◆ **What this task involves**
Repeat each line of the material below exactly as it appears, minus any pictures.

[Dataset rows]

⟨

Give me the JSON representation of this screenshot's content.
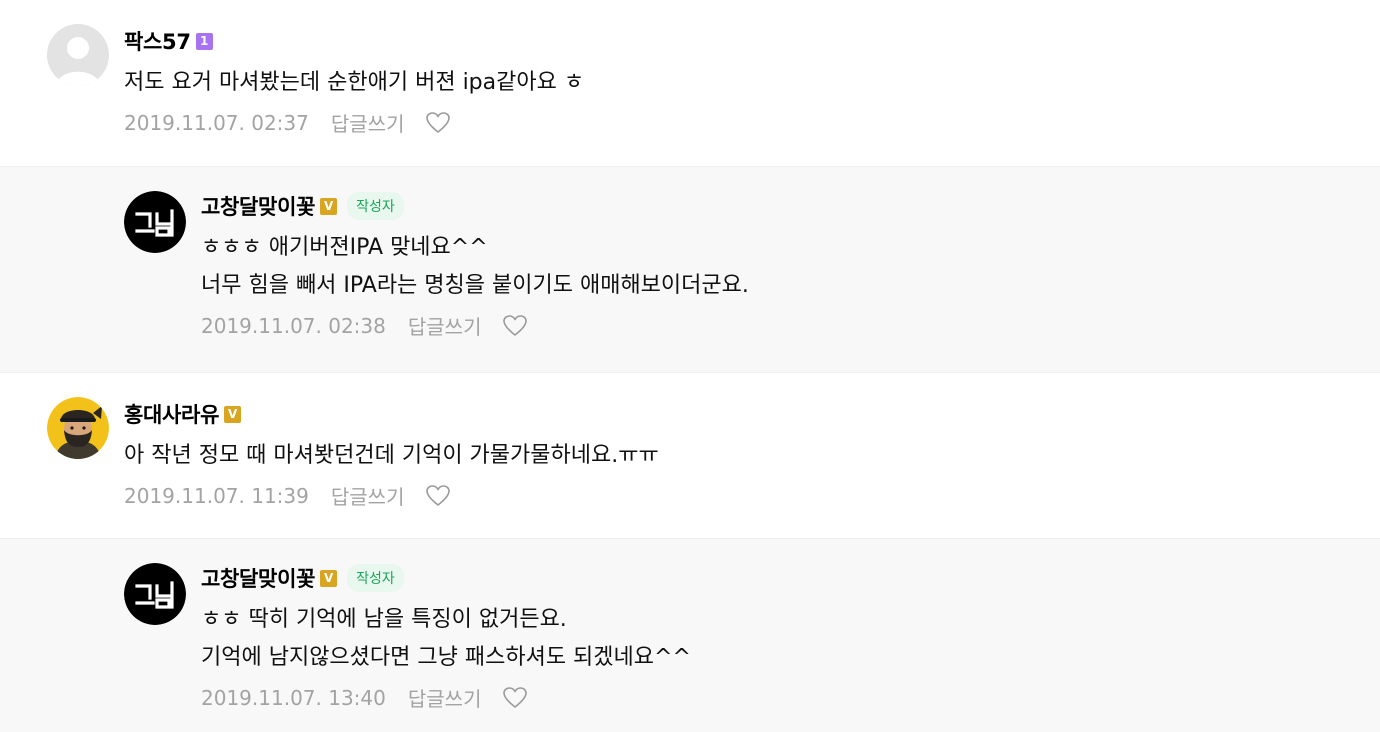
{
  "comments": [
    {
      "nickname": "팍스57",
      "level_badge": "1",
      "text_lines": [
        "저도 요거 마셔봤는데 순한애기 버젼 ipa같아요 ㅎ"
      ],
      "date": "2019.11.07. 02:37",
      "reply_label": "답글쓰기",
      "avatar": "default-avatar-icon"
    },
    {
      "nickname": "고창달맞이꽃",
      "level_badge": "V",
      "author_tag": "작성자",
      "text_lines": [
        "ㅎㅎㅎ 애기버젼IPA 맞네요^^",
        "너무 힘을 빼서 IPA라는 명칭을 붙이기도 애매해보이더군요."
      ],
      "date": "2019.11.07. 02:38",
      "reply_label": "답글쓰기",
      "avatar": "logo-avatar"
    },
    {
      "nickname": "홍대사라유",
      "level_badge": "V",
      "text_lines": [
        "아 작년 정모 때 마셔봣던건데 기억이 가물가물하네요.ㅠㅠ"
      ],
      "date": "2019.11.07. 11:39",
      "reply_label": "답글쓰기",
      "avatar": "cartoon-avatar"
    },
    {
      "nickname": "고창달맞이꽃",
      "level_badge": "V",
      "author_tag": "작성자",
      "text_lines": [
        "ㅎㅎ 딱히 기억에 남을 특징이 없거든요.",
        "기억에 남지않으셨다면 그냥 패스하셔도 되겠네요^^"
      ],
      "date": "2019.11.07. 13:40",
      "reply_label": "답글쓰기",
      "avatar": "logo-avatar"
    }
  ],
  "colors": {
    "badge_level1": "#a873f0",
    "badge_v": "#d9a520",
    "author_tag_bg": "#e9f8ef",
    "author_tag_text": "#1aa55a",
    "reply_bg": "#f8f8f8",
    "meta_text": "#a3a3a3"
  }
}
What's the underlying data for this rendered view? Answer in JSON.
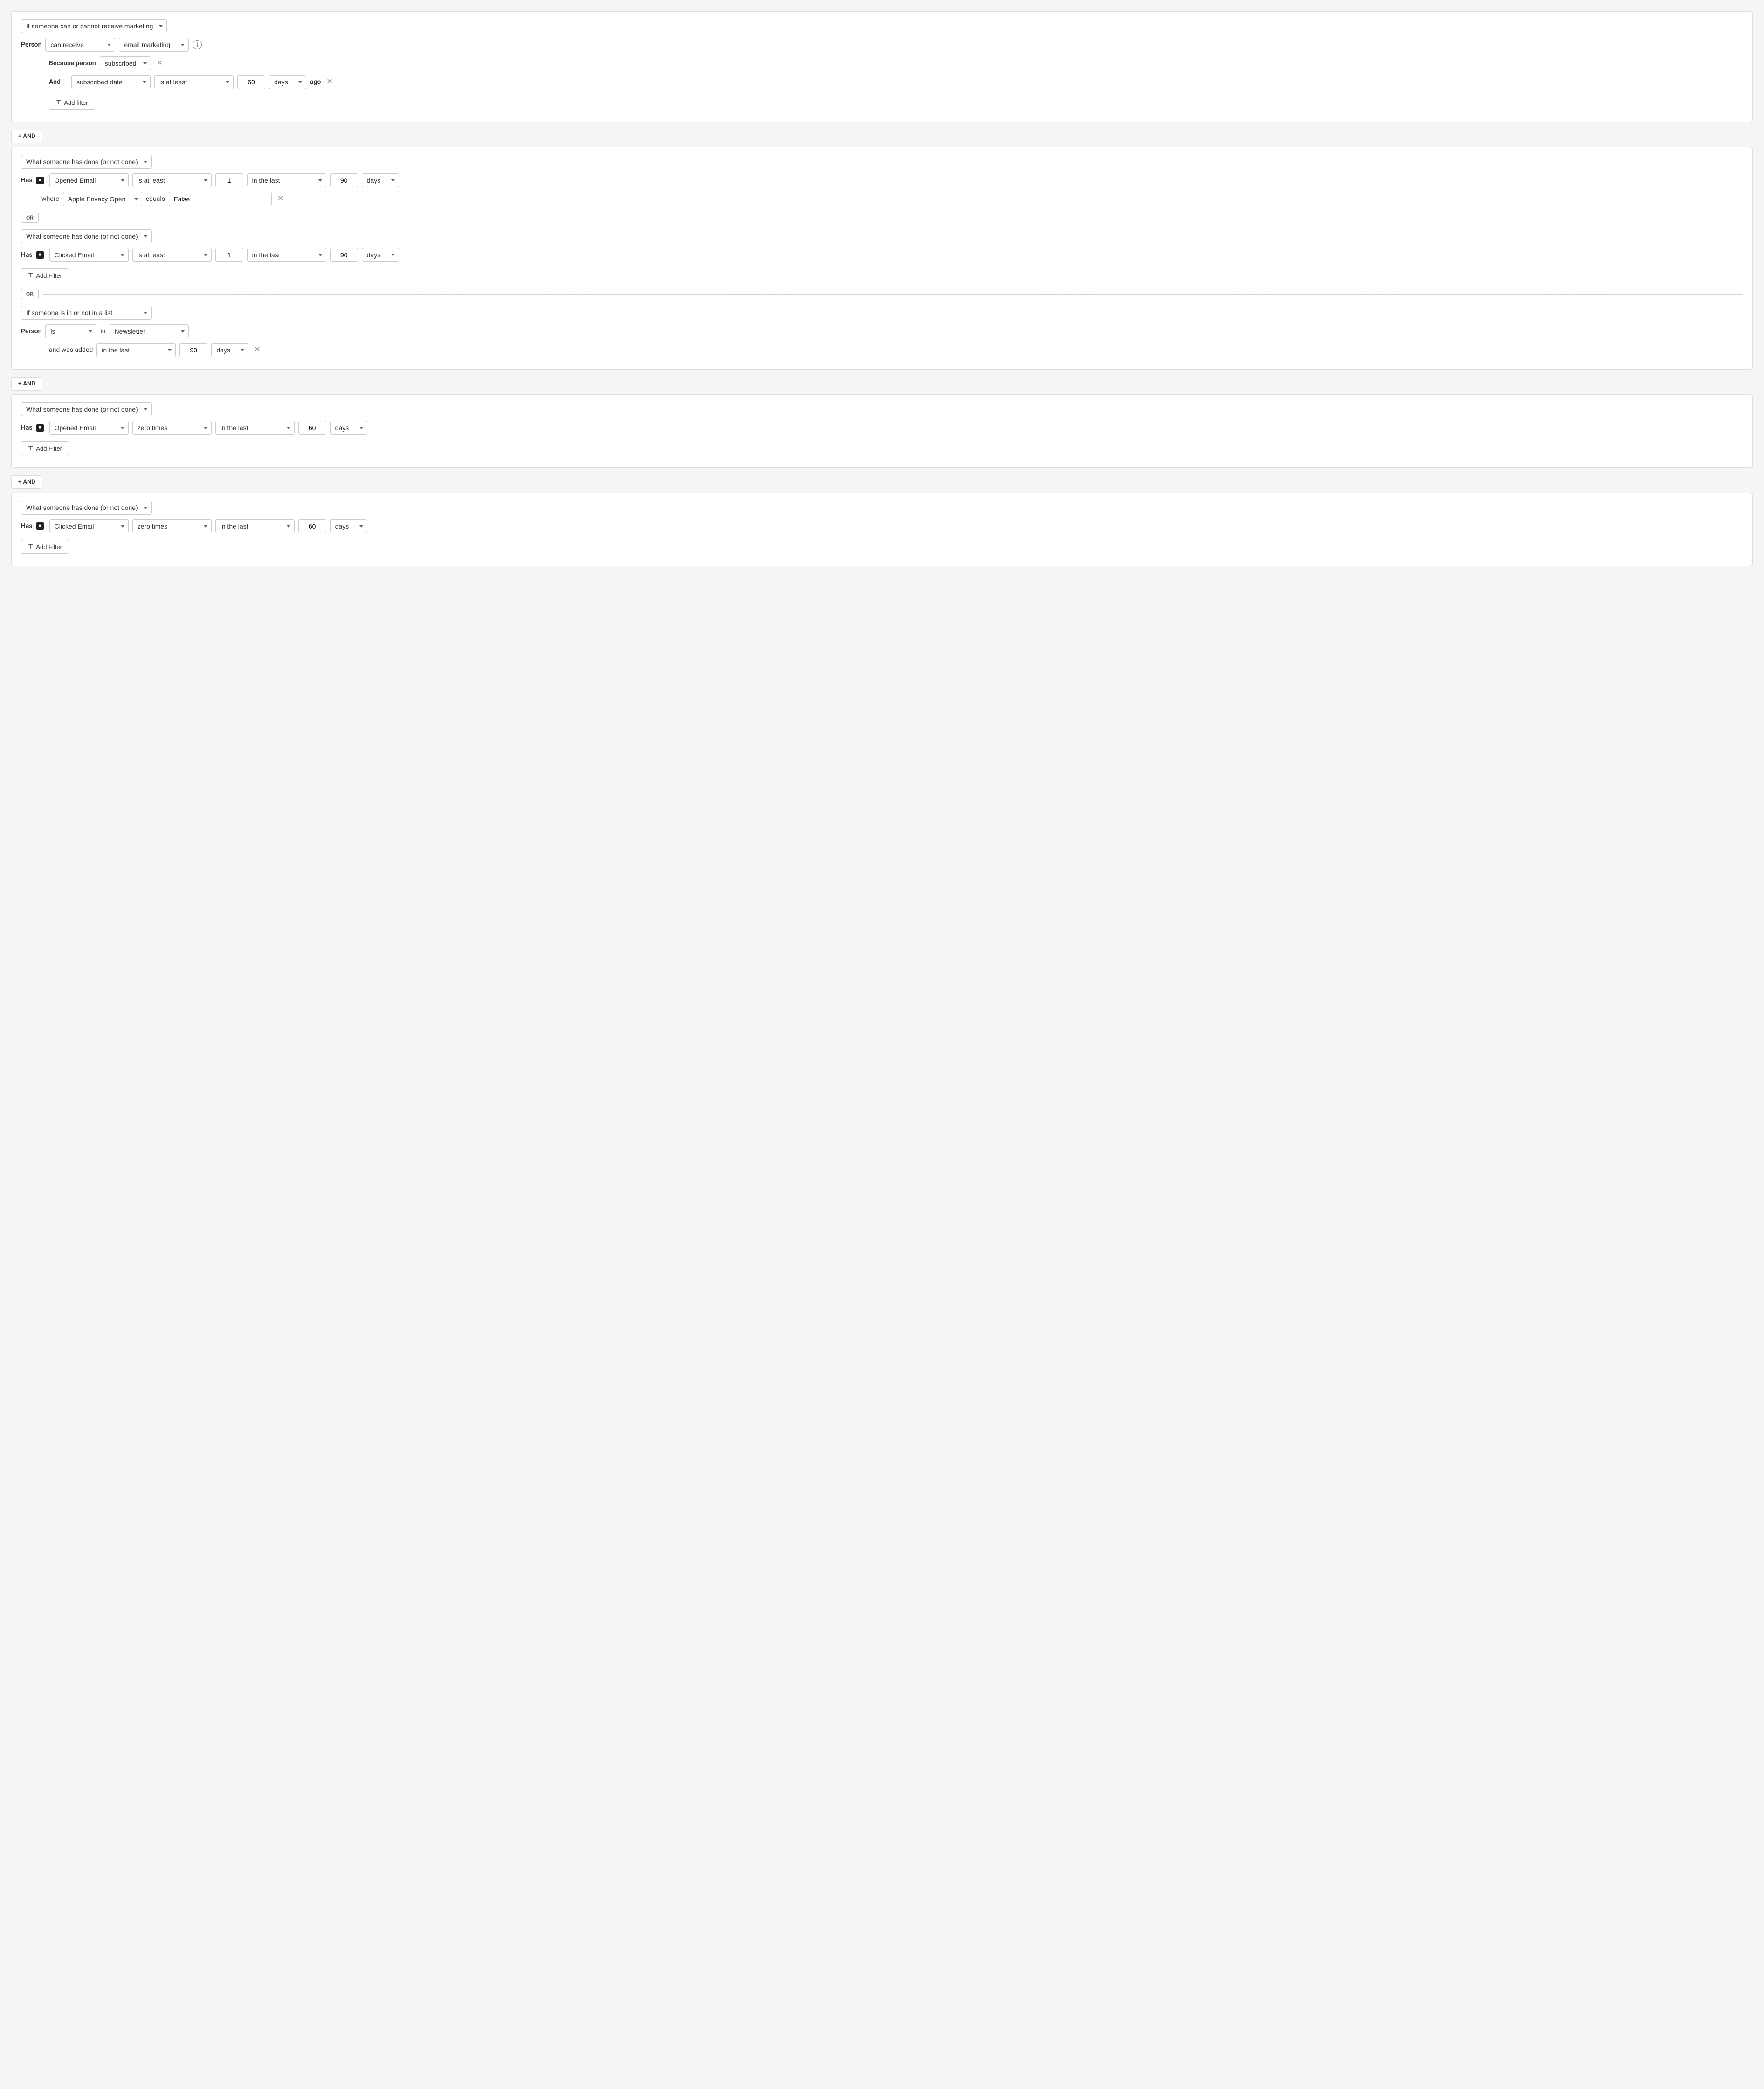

⟩

◆ **The answer**
Give me the JSON representation of this screenshot's content.
{
  "comments": [
    {
      "nickname": "팍스57",
      "level_badge": "1",
      "text_lines": [
        "저도 요거 마셔봤는데 순한애기 버젼 ipa같아요 ㅎ"
      ],
      "date": "2019.11.07. 02:37",
      "reply_label": "답글쓰기",
      "avatar": "default-avatar-icon"
    },
    {
      "nickname": "고창달맞이꽃",
      "level_badge": "V",
      "author_tag": "작성자",
      "text_lines": [
        "ㅎㅎㅎ 애기버젼IPA 맞네요^^",
        "너무 힘을 빼서 IPA라는 명칭을 붙이기도 애매해보이더군요."
      ],
      "date": "2019.11.07. 02:38",
      "reply_label": "답글쓰기",
      "avatar": "logo-avatar"
    },
    {
      "nickname": "홍대사라유",
      "level_badge": "V",
      "text_lines": [
        "아 작년 정모 때 마셔봣던건데 기억이 가물가물하네요.ㅠㅠ"
      ],
      "date": "2019.11.07. 11:39",
      "reply_label": "답글쓰기",
      "avatar": "cartoon-avatar"
    },
    {
      "nickname": "고창달맞이꽃",
      "level_badge": "V",
      "author_tag": "작성자",
      "text_lines": [
        "ㅎㅎ 딱히 기억에 남을 특징이 없거든요.",
        "기억에 남지않으셨다면 그냥 패스하셔도 되겠네요^^"
      ],
      "date": "2019.11.07. 13:40",
      "reply_label": "답글쓰기",
      "avatar": "logo-avatar"
    }
  ],
  "colors": {
    "badge_level1": "#a873f0",
    "badge_v": "#d9a520",
    "author_tag_bg": "#e9f8ef",
    "author_tag_text": "#1aa55a",
    "reply_bg": "#f8f8f8",
    "meta_text": "#a3a3a3"
  }
}
What's the underlying data for this rendered view? Answer in JSON.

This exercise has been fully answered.